- Consigne
Traduisez en anglais cette phrase de l'extrait du document : « Cette stratégie de contrôle mental est fréquemment utilisée bien que généralement inefficace et coûteuse en terme de ressources mentales. »

- Extrait du document
PSWQ (-.75) ainsi qu’avec le facteur obsessions de l’OCI-R (-.69). Ces résultats témoignent d’une bonne validité convergente. Des analyses de régression soulignent en outre que les scores du TCAQ peuvent être prédits par ces deux mesures (PSWQ et OCI-R-obsessions). En revanche, ils ne sont pas prédits par les mesures de compulsions (sous-échelles « lavage », « collectionnisme »,

« rangement », « vérification », et « neutralisation » de l'OCI-R). Ces résultats témoignent quant à eux d’une bonne validité divergente. En conclusion, ces données confirment que le TCAQ est un outil adéquat pour investiguer les relations entre l’impulsivité et des difficultés spécifiques au contrôle de la pensée.

5.1.4 Étude 4

L’échelle White Bear Suppression Inventory (WBSI, Wegner & Zanakos, 1994) permet d’évaluer les tendances à vouloir supprimer ses pensées. Cette stratégie de contrôle mental est fréquemment utilisée bien que généralement inefficace et coûteuse en terme de ressources mentales. Le but de l'étude 4 était de réaliser une version en langue française de la WBSI et de la valider. Elle visait également à mieux comprendre les dimensions évaluées par cet instrument. Pour ce faire, nous avons exploré sa structure factorielle au moyen de nouvelles méthodes psychométriques (estimateurs non paramétriques et théorie de réponses à l’item).

Les résultats montrent d’une part que la version en langue française de cet instrument est valide. Ils révèlent d'autre part que le WBSI évalue deux facteurs distincts : la propension à continuellement supprimer ses pensées et la présence de pensées intrusives. Relevons que la distinction entre ces deux facteurs est importante, dans la mesure où les corrélations avec des scores de dépression et d’anxiété sont plus élevées avec les intrusions qu’avec les suppressions.

5.1.5 Étude 5

L’objectif de l'étude 5 était d’explorer les liens entre les quatre facettes de l’impulsivité et différentes formes de difficultés de contrôle mental. Ces difficultés

ont trait à la capacité de contrôler ses pensées (évaluée par le TCAQ), aux tentatives de suppression (évaluées par la sous-échelle « suppression » du WBSI), à la présence de pensées intrusives négatives (évaluée par la sous-échelle « intrusions » du WBSI), à la présence d’obsessions (évaluée par la sous-échelle « obsessions » de l’OCI-R) et enfin à celle d’inquiétudes (évaluée par le PSWQ).

Dans la première partie de l'étude 5, menée auprès de 250 participants, les résultats montrent que de mauvaises capacités de contrôle sur ses pensées (TCAQ) sont liées à des scores plus élevés d’impulsivité sur les facettes

« manque de persévérance » et « urgence » de l’UPPS.

- Données fournies
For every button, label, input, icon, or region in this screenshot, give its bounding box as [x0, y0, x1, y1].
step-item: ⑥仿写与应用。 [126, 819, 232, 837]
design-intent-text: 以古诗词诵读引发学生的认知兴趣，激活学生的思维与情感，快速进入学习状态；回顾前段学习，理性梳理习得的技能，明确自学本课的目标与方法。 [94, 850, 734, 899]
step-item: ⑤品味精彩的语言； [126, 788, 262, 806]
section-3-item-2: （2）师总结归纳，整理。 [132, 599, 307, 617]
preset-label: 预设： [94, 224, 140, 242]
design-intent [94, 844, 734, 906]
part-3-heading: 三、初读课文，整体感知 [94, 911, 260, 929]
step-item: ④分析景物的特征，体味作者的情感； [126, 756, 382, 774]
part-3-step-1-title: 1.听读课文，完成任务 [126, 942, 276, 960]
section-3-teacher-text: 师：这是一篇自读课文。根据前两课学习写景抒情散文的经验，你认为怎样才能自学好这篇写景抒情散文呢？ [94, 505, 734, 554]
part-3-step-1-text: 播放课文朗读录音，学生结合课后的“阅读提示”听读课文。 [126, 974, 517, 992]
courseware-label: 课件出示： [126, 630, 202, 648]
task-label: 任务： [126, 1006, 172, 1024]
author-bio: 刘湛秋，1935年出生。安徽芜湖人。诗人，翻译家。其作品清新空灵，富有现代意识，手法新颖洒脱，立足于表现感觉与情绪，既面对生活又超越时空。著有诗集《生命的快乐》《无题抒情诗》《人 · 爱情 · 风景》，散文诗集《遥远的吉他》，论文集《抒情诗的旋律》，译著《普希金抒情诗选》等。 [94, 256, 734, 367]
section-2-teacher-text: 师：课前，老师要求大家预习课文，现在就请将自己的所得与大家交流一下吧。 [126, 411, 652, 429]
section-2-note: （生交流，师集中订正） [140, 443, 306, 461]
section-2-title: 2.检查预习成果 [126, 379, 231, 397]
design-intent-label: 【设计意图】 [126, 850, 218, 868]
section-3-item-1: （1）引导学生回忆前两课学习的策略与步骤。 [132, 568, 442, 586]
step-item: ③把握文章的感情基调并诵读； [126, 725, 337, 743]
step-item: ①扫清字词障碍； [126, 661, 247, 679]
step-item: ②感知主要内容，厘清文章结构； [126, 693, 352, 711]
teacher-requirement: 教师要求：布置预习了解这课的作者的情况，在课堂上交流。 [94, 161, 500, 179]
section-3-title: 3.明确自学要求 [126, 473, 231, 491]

- Réponse
This mental control strategy is frequently used, although it is generally ineffective and costly in terms of mental resources.